Supplied material »
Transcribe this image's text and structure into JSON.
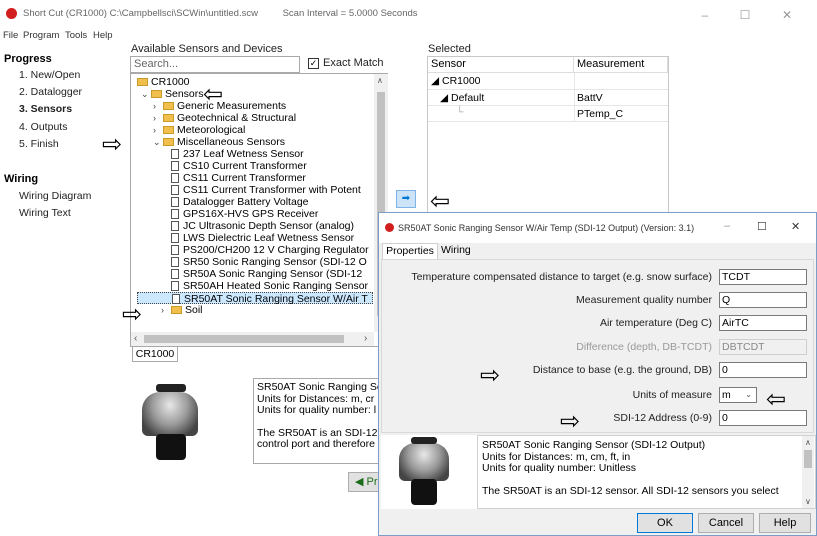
{
  "app": {
    "title": "Short Cut (CR1000) C:\\Campbellsci\\SCWin\\untitled.scw",
    "scan_interval": "Scan Interval = 5.0000 Seconds"
  },
  "window_controls": {
    "minimize": "–",
    "maximize": "☐",
    "close": "✕"
  },
  "menu": [
    "File",
    "Program",
    "Tools",
    "Help"
  ],
  "progress": {
    "heading": "Progress",
    "items": [
      "1. New/Open",
      "2. Datalogger",
      "3. Sensors",
      "4. Outputs",
      "5. Finish"
    ],
    "active_index": 2
  },
  "wiring": {
    "heading": "Wiring",
    "items": [
      "Wiring Diagram",
      "Wiring Text"
    ]
  },
  "sensors_panel": {
    "heading": "Available Sensors and Devices",
    "search_placeholder": "Search...",
    "exact_match_label": "Exact Match",
    "exact_match_checked": true,
    "tree": [
      {
        "label": "CR1000",
        "icon": "folder-icon"
      },
      {
        "label": "Sensors",
        "icon": "folder-icon",
        "expand": "⌄"
      },
      {
        "label": "Generic Measurements",
        "icon": "folder-icon",
        "expand": "›"
      },
      {
        "label": "Geotechnical & Structural",
        "icon": "folder-icon",
        "expand": "›"
      },
      {
        "label": "Meteorological",
        "icon": "folder-icon",
        "expand": "›"
      },
      {
        "label": "Miscellaneous Sensors",
        "icon": "folder-icon",
        "expand": "⌄"
      },
      {
        "label": "237 Leaf Wetness Sensor",
        "icon": "document-icon"
      },
      {
        "label": "CS10 Current Transformer",
        "icon": "document-icon"
      },
      {
        "label": "CS11 Current Transformer",
        "icon": "document-icon"
      },
      {
        "label": "CS11 Current Transformer with Potent",
        "icon": "document-icon"
      },
      {
        "label": "Datalogger Battery Voltage",
        "icon": "document-icon"
      },
      {
        "label": "GPS16X-HVS GPS Receiver",
        "icon": "document-icon"
      },
      {
        "label": "JC Ultrasonic Depth Sensor (analog)",
        "icon": "document-icon"
      },
      {
        "label": "LWS Dielectric Leaf Wetness Sensor",
        "icon": "document-icon"
      },
      {
        "label": "PS200/CH200 12 V Charging Regulator",
        "icon": "document-icon"
      },
      {
        "label": "SR50 Sonic Ranging Sensor (SDI-12 O",
        "icon": "document-icon"
      },
      {
        "label": "SR50A Sonic Ranging Sensor (SDI-12",
        "icon": "document-icon"
      },
      {
        "label": "SR50AH Heated Sonic Ranging Sensor",
        "icon": "document-icon"
      },
      {
        "label": "SR50AT Sonic Ranging Sensor W/Air T",
        "icon": "document-icon",
        "selected": true
      },
      {
        "label": "Soil",
        "icon": "folder-icon",
        "expand": "›"
      }
    ],
    "tab": "CR1000",
    "description": [
      "SR50AT Sonic Ranging Se",
      "Units for Distances: m, cr",
      "Units for quality number: l",
      "",
      "The SR50AT is an SDI-12",
      "control port and therefore"
    ],
    "prev_button": "◀ Pr"
  },
  "selected_panel": {
    "heading": "Selected",
    "columns": [
      "Sensor",
      "Measurement"
    ],
    "rows": [
      {
        "sensor": "CR1000",
        "measurement": ""
      },
      {
        "sensor": "Default",
        "measurement": "BattV"
      },
      {
        "sensor": "",
        "measurement": "PTemp_C"
      }
    ],
    "add_button": "➡"
  },
  "dialog": {
    "title": "SR50AT Sonic Ranging Sensor W/Air Temp (SDI-12 Output) (Version: 3.1)",
    "tabs": [
      "Properties",
      "Wiring"
    ],
    "active_tab": "Properties",
    "fields": [
      {
        "label": "Temperature compensated distance to target (e.g. snow surface)",
        "value": "TCDT",
        "disabled": false
      },
      {
        "label": "Measurement quality number",
        "value": "Q",
        "disabled": false
      },
      {
        "label": "Air temperature (Deg C)",
        "value": "AirTC",
        "disabled": false
      },
      {
        "label": "Difference (depth, DB-TCDT)",
        "value": "DBTCDT",
        "disabled": true
      },
      {
        "label": "Distance to base (e.g. the ground, DB)",
        "value": "0",
        "disabled": false
      },
      {
        "label": "Units of measure",
        "value": "m",
        "disabled": false,
        "dropdown": true
      },
      {
        "label": "SDI-12 Address (0-9)",
        "value": "0",
        "disabled": false
      }
    ],
    "description": [
      "SR50AT Sonic Ranging Sensor (SDI-12 Output)",
      "Units for Distances: m, cm, ft, in",
      "Units for quality number: Unitless",
      "",
      "The SR50AT is an SDI-12 sensor. All SDI-12 sensors you select"
    ],
    "buttons": {
      "ok": "OK",
      "cancel": "Cancel",
      "help": "Help"
    }
  },
  "colors": {
    "accent": "#0078d7",
    "close_icon": "#d11f1f",
    "selection": "#cce8ff"
  }
}
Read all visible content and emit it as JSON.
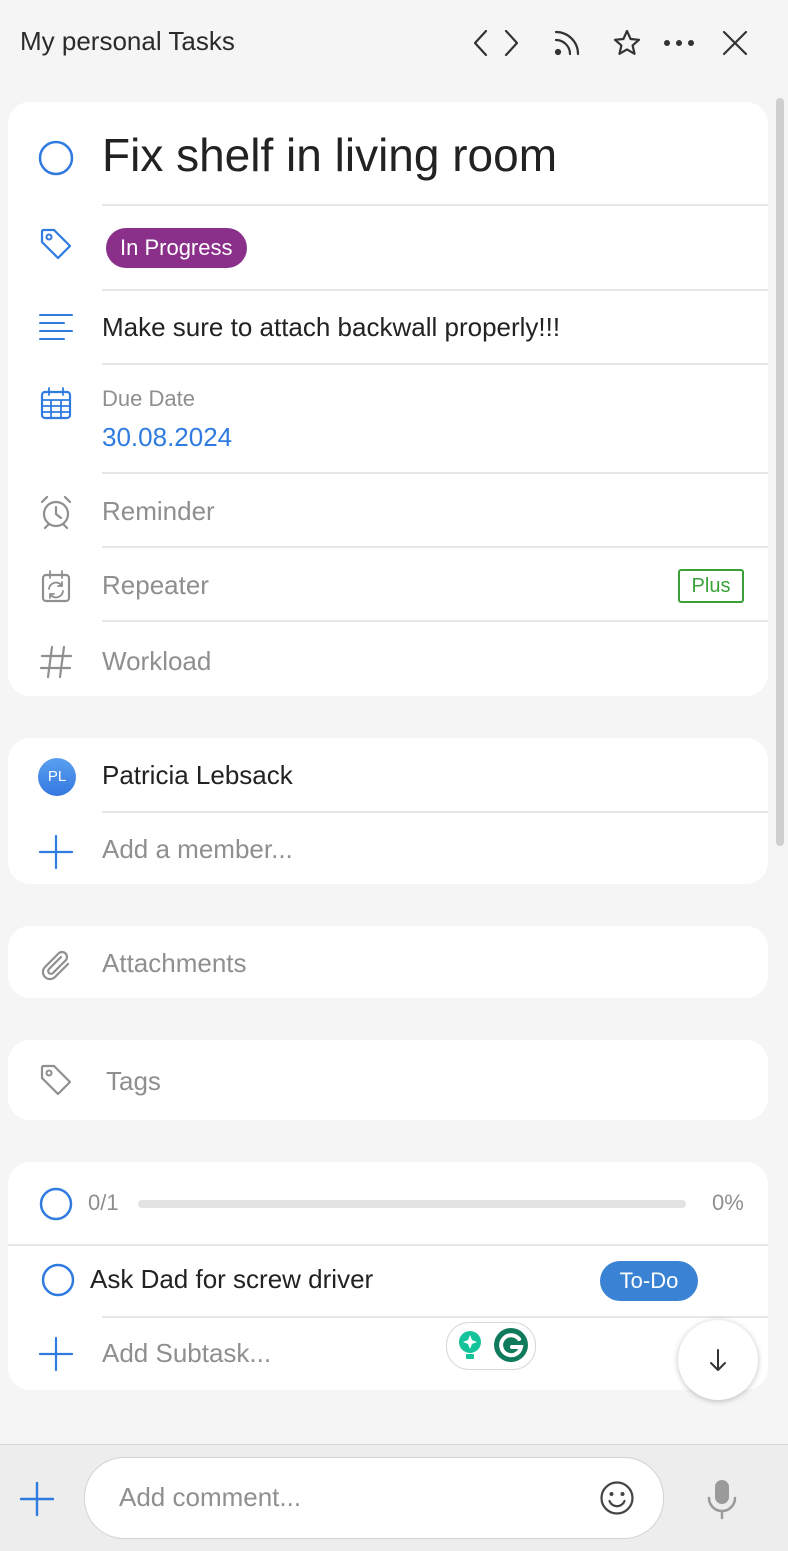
{
  "header": {
    "title": "My personal Tasks",
    "icons": [
      "chevron-left-icon",
      "chevron-right-icon",
      "rss-icon",
      "star-icon",
      "more-icon",
      "close-icon"
    ]
  },
  "task": {
    "title": "Fix shelf in living room",
    "status_label": "In Progress",
    "status_color": "#8a2f8a",
    "description": "Make sure to attach backwall properly!!!",
    "due_date_label": "Due Date",
    "due_date_value": "30.08.2024",
    "reminder_label": "Reminder",
    "repeater_label": "Repeater",
    "plus_badge": "Plus",
    "workload_label": "Workload"
  },
  "members": {
    "items": [
      {
        "initials": "PL",
        "name": "Patricia Lebsack"
      }
    ],
    "add_placeholder": "Add a member..."
  },
  "attachments_label": "Attachments",
  "tags_label": "Tags",
  "subtasks": {
    "count": "0/1",
    "percent": "0%",
    "progress": 0,
    "items": [
      {
        "title": "Ask Dad for screw driver",
        "status": "To-Do"
      }
    ],
    "add_placeholder": "Add Subtask..."
  },
  "comment": {
    "placeholder": "Add comment..."
  },
  "colors": {
    "accent": "#2f7be0",
    "todo": "#3a83d4",
    "plus": "#3aa13a"
  }
}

Given task » With pictures left out, repeat exactly the lines from the line bearing "Read all visible content and emit it as JSON." through the final line of the records above.

Expected output »
Read all visible content and emit it as JSON.
{
  "header": {
    "title": "My personal Tasks",
    "icons": [
      "chevron-left-icon",
      "chevron-right-icon",
      "rss-icon",
      "star-icon",
      "more-icon",
      "close-icon"
    ]
  },
  "task": {
    "title": "Fix shelf in living room",
    "status_label": "In Progress",
    "status_color": "#8a2f8a",
    "description": "Make sure to attach backwall properly!!!",
    "due_date_label": "Due Date",
    "due_date_value": "30.08.2024",
    "reminder_label": "Reminder",
    "repeater_label": "Repeater",
    "plus_badge": "Plus",
    "workload_label": "Workload"
  },
  "members": {
    "items": [
      {
        "initials": "PL",
        "name": "Patricia Lebsack"
      }
    ],
    "add_placeholder": "Add a member..."
  },
  "attachments_label": "Attachments",
  "tags_label": "Tags",
  "subtasks": {
    "count": "0/1",
    "percent": "0%",
    "progress": 0,
    "items": [
      {
        "title": "Ask Dad for screw driver",
        "status": "To-Do"
      }
    ],
    "add_placeholder": "Add Subtask..."
  },
  "comment": {
    "placeholder": "Add comment..."
  },
  "colors": {
    "accent": "#2f7be0",
    "todo": "#3a83d4",
    "plus": "#3aa13a"
  }
}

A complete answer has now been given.